═══ Items ═══

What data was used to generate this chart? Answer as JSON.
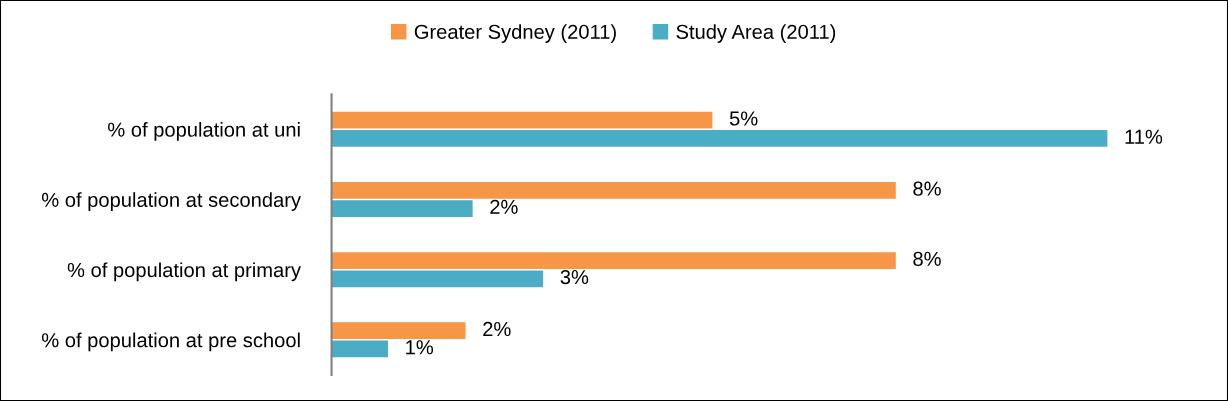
{
  "chart_data": {
    "type": "bar",
    "orientation": "horizontal",
    "categories": [
      "% of population at uni",
      "% of population at secondary",
      "% of population at primary",
      "% of population at pre school"
    ],
    "series": [
      {
        "name": "Greater Sydney (2011)",
        "color": "#f79646",
        "values": [
          5.4,
          8,
          8,
          1.9
        ],
        "value_labels": [
          "5%",
          "8%",
          "8%",
          "2%"
        ]
      },
      {
        "name": "Study Area (2011)",
        "color": "#4bacc6",
        "values": [
          11,
          2,
          3,
          0.8
        ],
        "value_labels": [
          "11%",
          "2%",
          "3%",
          "1%"
        ]
      }
    ],
    "legend": "top"
  }
}
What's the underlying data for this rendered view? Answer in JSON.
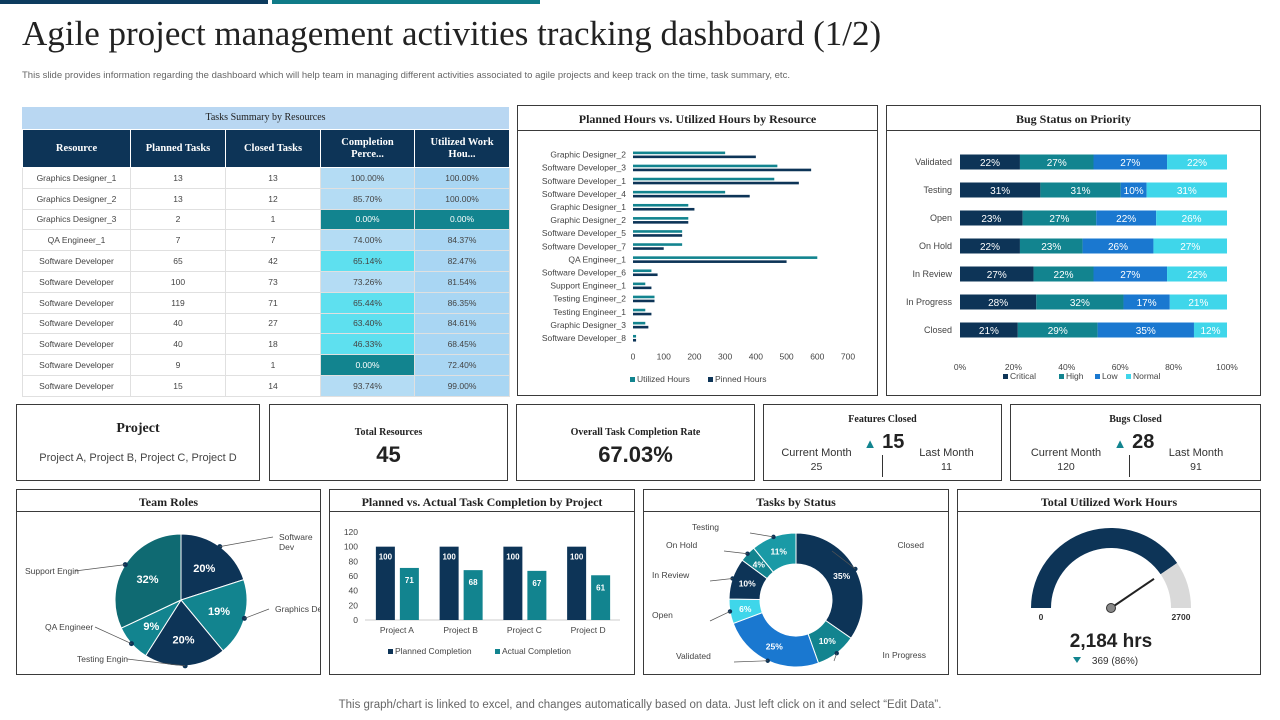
{
  "title": "Agile project management activities tracking dashboard (1/2)",
  "subtitle": "This slide provides information regarding the dashboard which will help team in managing different activities associated to agile projects and keep track on the time, task summary, etc.",
  "footer": "This graph/chart is linked to excel, and changes automatically based on data. Just left click on it and select “Edit Data”.",
  "colors": {
    "navy": "#0d3457",
    "teal": "#12848f",
    "blue": "#1a78d0",
    "cyan": "#3fd6ea",
    "grey": "#d9d9d9"
  },
  "tasks_table": {
    "title": "Tasks Summary by Resources",
    "headers": [
      "Resource",
      "Planned Tasks",
      "Closed Tasks",
      "Completion Perce...",
      "Utilized Work Hou..."
    ],
    "rows": [
      [
        "Graphics Designer_1",
        "13",
        "13",
        "100.00%",
        "100.00%"
      ],
      [
        "Graphics Designer_2",
        "13",
        "12",
        "85.70%",
        "100.00%"
      ],
      [
        "Graphics Designer_3",
        "2",
        "1",
        "0.00%",
        "0.00%"
      ],
      [
        "QA Engineer_1",
        "7",
        "7",
        "74.00%",
        "84.37%"
      ],
      [
        "Software Developer",
        "65",
        "42",
        "65.14%",
        "82.47%"
      ],
      [
        "Software Developer",
        "100",
        "73",
        "73.26%",
        "81.54%"
      ],
      [
        "Software Developer",
        "119",
        "71",
        "65.44%",
        "86.35%"
      ],
      [
        "Software Developer",
        "40",
        "27",
        "63.40%",
        "84.61%"
      ],
      [
        "Software Developer",
        "40",
        "18",
        "46.33%",
        "68.45%"
      ],
      [
        "Software Developer",
        "9",
        "1",
        "0.00%",
        "72.40%"
      ],
      [
        "Software Developer",
        "15",
        "14",
        "93.74%",
        "99.00%"
      ]
    ]
  },
  "kpis": {
    "project": {
      "label": "Project",
      "value": "Project A, Project B, Project C, Project D"
    },
    "resources": {
      "label": "Total Resources",
      "value": "45"
    },
    "completion": {
      "label": "Overall Task Completion Rate",
      "value": "67.03%"
    },
    "features": {
      "label": "Features Closed",
      "value": "15",
      "current_label": "Current Month",
      "current": "25",
      "last_label": "Last Month",
      "last": "11"
    },
    "bugs": {
      "label": "Bugs Closed",
      "value": "28",
      "current_label": "Current Month",
      "current": "120",
      "last_label": "Last Month",
      "last": "91"
    }
  },
  "gauge": {
    "title": "Total Utilized Work Hours",
    "min": "0",
    "max": "2700",
    "value": "2,184 hrs",
    "change": "369 (86%)",
    "fraction": 0.81
  },
  "chart_data": [
    {
      "id": "hours",
      "type": "bar",
      "orientation": "horizontal",
      "title": "Planned Hours vs. Utilized Hours by Resource",
      "categories": [
        "Graphic Designer_2",
        "Software Developer_3",
        "Software Developer_1",
        "Software Developer_4",
        "Graphic Designer_1",
        "Graphic Designer_2",
        "Software Developer_5",
        "Software Developer_7",
        "QA Engineer_1",
        "Software Developer_6",
        "Support Engineer_1",
        "Testing Engineer_2",
        "Testing Engineer_1",
        "Graphic Designer_3",
        "Software Developer_8"
      ],
      "series": [
        {
          "name": "Utilized Hours",
          "color": "#12848f",
          "values": [
            300,
            470,
            460,
            300,
            180,
            180,
            160,
            160,
            600,
            60,
            40,
            70,
            40,
            40,
            10
          ]
        },
        {
          "name": "Pinned Hours",
          "color": "#0d3457",
          "values": [
            400,
            580,
            540,
            380,
            200,
            180,
            160,
            100,
            500,
            80,
            60,
            70,
            60,
            50,
            10
          ]
        }
      ],
      "xlim": [
        0,
        700
      ],
      "xticks": [
        0,
        100,
        200,
        300,
        400,
        500,
        600,
        700
      ]
    },
    {
      "id": "bugs",
      "type": "bar",
      "orientation": "horizontal",
      "stacked": true,
      "title": "Bug Status on Priority",
      "categories": [
        "Validated",
        "Testing",
        "Open",
        "On Hold",
        "In Review",
        "In Progress",
        "Closed"
      ],
      "series": [
        {
          "name": "Critical",
          "color": "#0d3457",
          "values": [
            22,
            31,
            23,
            22,
            27,
            28,
            21
          ]
        },
        {
          "name": "High",
          "color": "#12848f",
          "values": [
            27,
            31,
            27,
            23,
            22,
            32,
            29
          ]
        },
        {
          "name": "Low",
          "color": "#1a78d0",
          "values": [
            27,
            10,
            22,
            26,
            27,
            17,
            35
          ]
        },
        {
          "name": "Normal",
          "color": "#3fd6ea",
          "values": [
            22,
            31,
            26,
            27,
            22,
            21,
            12
          ]
        }
      ],
      "xticks": [
        "0%",
        "20%",
        "40%",
        "60%",
        "80%",
        "100%"
      ]
    },
    {
      "id": "roles",
      "type": "pie",
      "title": "Team Roles",
      "labels": [
        "Software Dev",
        "Graphics Desi",
        "Testing Engin",
        "QA Engineer",
        "Support Engin"
      ],
      "values": [
        20,
        19,
        20,
        9,
        32
      ],
      "value_labels": [
        "20%",
        "19%",
        "20%",
        "9%",
        "32%"
      ],
      "colors": [
        "#0d3457",
        "#12848f",
        "#0d3457",
        "#12848f",
        "#0f6a72"
      ]
    },
    {
      "id": "planned",
      "type": "bar",
      "title": "Planned vs. Actual Task Completion by Project",
      "categories": [
        "Project A",
        "Project B",
        "Project C",
        "Project D"
      ],
      "series": [
        {
          "name": "Planned Completion",
          "color": "#0d3457",
          "values": [
            100,
            100,
            100,
            100
          ]
        },
        {
          "name": "Actual Completion",
          "color": "#12848f",
          "values": [
            71,
            68,
            67,
            61
          ]
        }
      ],
      "ylim": [
        0,
        120
      ],
      "yticks": [
        0,
        20,
        40,
        60,
        80,
        100,
        120
      ]
    },
    {
      "id": "status",
      "type": "pie",
      "donut": true,
      "title": "Tasks by Status",
      "labels": [
        "Closed",
        "In Progress",
        "Validated",
        "Open",
        "In Review",
        "On Hold",
        "Testing"
      ],
      "values": [
        35,
        10,
        25,
        6,
        10,
        4,
        11
      ],
      "value_labels": [
        "35%",
        "10%",
        "25%",
        "6%",
        "10%",
        "4%",
        "11%"
      ],
      "colors": [
        "#0d3457",
        "#12848f",
        "#1a78d0",
        "#3fd6ea",
        "#0d3457",
        "#12848f",
        "#1a9aa6"
      ]
    }
  ]
}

═══

**Work to be completed**. Copy the material above in full and exactly, skipping pictures.

**Solution to this exercise**.
What data was used to generate this chart? Answer as JSON.
{
  "chart_data": {
    "type": "bar",
    "orientation": "horizontal",
    "categories": [
      "% of population at uni",
      "% of population at secondary",
      "% of population at primary",
      "% of population at pre school"
    ],
    "series": [
      {
        "name": "Greater Sydney (2011)",
        "color": "#f79646",
        "values": [
          5.4,
          8,
          8,
          1.9
        ],
        "value_labels": [
          "5%",
          "8%",
          "8%",
          "2%"
        ]
      },
      {
        "name": "Study Area (2011)",
        "color": "#4bacc6",
        "values": [
          11,
          2,
          3,
          0.8
        ],
        "value_labels": [
          "11%",
          "2%",
          "3%",
          "1%"
        ]
      }
    ],
    "legend": "top"
  }
}
What's the underlying data for this rendered view? Answer in JSON.
{
  "title": "Agile project management activities tracking dashboard (1/2)",
  "subtitle": "This slide provides information regarding the dashboard which will help team in managing different activities associated to agile projects and keep track on the time, task summary, etc.",
  "footer": "This graph/chart is linked to excel, and changes automatically based on data. Just left click on it and select “Edit Data”.",
  "colors": {
    "navy": "#0d3457",
    "teal": "#12848f",
    "blue": "#1a78d0",
    "cyan": "#3fd6ea",
    "grey": "#d9d9d9"
  },
  "tasks_table": {
    "title": "Tasks Summary by Resources",
    "headers": [
      "Resource",
      "Planned Tasks",
      "Closed Tasks",
      "Completion Perce...",
      "Utilized Work Hou..."
    ],
    "rows": [
      [
        "Graphics Designer_1",
        "13",
        "13",
        "100.00%",
        "100.00%"
      ],
      [
        "Graphics Designer_2",
        "13",
        "12",
        "85.70%",
        "100.00%"
      ],
      [
        "Graphics Designer_3",
        "2",
        "1",
        "0.00%",
        "0.00%"
      ],
      [
        "QA Engineer_1",
        "7",
        "7",
        "74.00%",
        "84.37%"
      ],
      [
        "Software Developer",
        "65",
        "42",
        "65.14%",
        "82.47%"
      ],
      [
        "Software Developer",
        "100",
        "73",
        "73.26%",
        "81.54%"
      ],
      [
        "Software Developer",
        "119",
        "71",
        "65.44%",
        "86.35%"
      ],
      [
        "Software Developer",
        "40",
        "27",
        "63.40%",
        "84.61%"
      ],
      [
        "Software Developer",
        "40",
        "18",
        "46.33%",
        "68.45%"
      ],
      [
        "Software Developer",
        "9",
        "1",
        "0.00%",
        "72.40%"
      ],
      [
        "Software Developer",
        "15",
        "14",
        "93.74%",
        "99.00%"
      ]
    ]
  },
  "kpis": {
    "project": {
      "label": "Project",
      "value": "Project A, Project B, Project C, Project D"
    },
    "resources": {
      "label": "Total Resources",
      "value": "45"
    },
    "completion": {
      "label": "Overall Task Completion Rate",
      "value": "67.03%"
    },
    "features": {
      "label": "Features Closed",
      "value": "15",
      "current_label": "Current Month",
      "current": "25",
      "last_label": "Last Month",
      "last": "11"
    },
    "bugs": {
      "label": "Bugs Closed",
      "value": "28",
      "current_label": "Current Month",
      "current": "120",
      "last_label": "Last Month",
      "last": "91"
    }
  },
  "gauge": {
    "title": "Total Utilized Work Hours",
    "min": "0",
    "max": "2700",
    "value": "2,184 hrs",
    "change": "369 (86%)",
    "fraction": 0.81
  },
  "chart_data": [
    {
      "id": "hours",
      "type": "bar",
      "orientation": "horizontal",
      "title": "Planned Hours vs. Utilized Hours by Resource",
      "categories": [
        "Graphic Designer_2",
        "Software Developer_3",
        "Software Developer_1",
        "Software Developer_4",
        "Graphic Designer_1",
        "Graphic Designer_2",
        "Software Developer_5",
        "Software Developer_7",
        "QA Engineer_1",
        "Software Developer_6",
        "Support Engineer_1",
        "Testing Engineer_2",
        "Testing Engineer_1",
        "Graphic Designer_3",
        "Software Developer_8"
      ],
      "series": [
        {
          "name": "Utilized Hours",
          "color": "#12848f",
          "values": [
            300,
            470,
            460,
            300,
            180,
            180,
            160,
            160,
            600,
            60,
            40,
            70,
            40,
            40,
            10
          ]
        },
        {
          "name": "Pinned Hours",
          "color": "#0d3457",
          "values": [
            400,
            580,
            540,
            380,
            200,
            180,
            160,
            100,
            500,
            80,
            60,
            70,
            60,
            50,
            10
          ]
        }
      ],
      "xlim": [
        0,
        700
      ],
      "xticks": [
        0,
        100,
        200,
        300,
        400,
        500,
        600,
        700
      ]
    },
    {
      "id": "bugs",
      "type": "bar",
      "orientation": "horizontal",
      "stacked": true,
      "title": "Bug Status on Priority",
      "categories": [
        "Validated",
        "Testing",
        "Open",
        "On Hold",
        "In Review",
        "In Progress",
        "Closed"
      ],
      "series": [
        {
          "name": "Critical",
          "color": "#0d3457",
          "values": [
            22,
            31,
            23,
            22,
            27,
            28,
            21
          ]
        },
        {
          "name": "High",
          "color": "#12848f",
          "values": [
            27,
            31,
            27,
            23,
            22,
            32,
            29
          ]
        },
        {
          "name": "Low",
          "color": "#1a78d0",
          "values": [
            27,
            10,
            22,
            26,
            27,
            17,
            35
          ]
        },
        {
          "name": "Normal",
          "color": "#3fd6ea",
          "values": [
            22,
            31,
            26,
            27,
            22,
            21,
            12
          ]
        }
      ],
      "xticks": [
        "0%",
        "20%",
        "40%",
        "60%",
        "80%",
        "100%"
      ]
    },
    {
      "id": "roles",
      "type": "pie",
      "title": "Team Roles",
      "labels": [
        "Software Dev",
        "Graphics Desi",
        "Testing Engin",
        "QA Engineer",
        "Support Engin"
      ],
      "values": [
        20,
        19,
        20,
        9,
        32
      ],
      "value_labels": [
        "20%",
        "19%",
        "20%",
        "9%",
        "32%"
      ],
      "colors": [
        "#0d3457",
        "#12848f",
        "#0d3457",
        "#12848f",
        "#0f6a72"
      ]
    },
    {
      "id": "planned",
      "type": "bar",
      "title": "Planned vs. Actual Task Completion by Project",
      "categories": [
        "Project A",
        "Project B",
        "Project C",
        "Project D"
      ],
      "series": [
        {
          "name": "Planned Completion",
          "color": "#0d3457",
          "values": [
            100,
            100,
            100,
            100
          ]
        },
        {
          "name": "Actual Completion",
          "color": "#12848f",
          "values": [
            71,
            68,
            67,
            61
          ]
        }
      ],
      "ylim": [
        0,
        120
      ],
      "yticks": [
        0,
        20,
        40,
        60,
        80,
        100,
        120
      ]
    },
    {
      "id": "status",
      "type": "pie",
      "donut": true,
      "title": "Tasks by Status",
      "labels": [
        "Closed",
        "In Progress",
        "Validated",
        "Open",
        "In Review",
        "On Hold",
        "Testing"
      ],
      "values": [
        35,
        10,
        25,
        6,
        10,
        4,
        11
      ],
      "value_labels": [
        "35%",
        "10%",
        "25%",
        "6%",
        "10%",
        "4%",
        "11%"
      ],
      "colors": [
        "#0d3457",
        "#12848f",
        "#1a78d0",
        "#3fd6ea",
        "#0d3457",
        "#12848f",
        "#1a9aa6"
      ]
    }
  ]
}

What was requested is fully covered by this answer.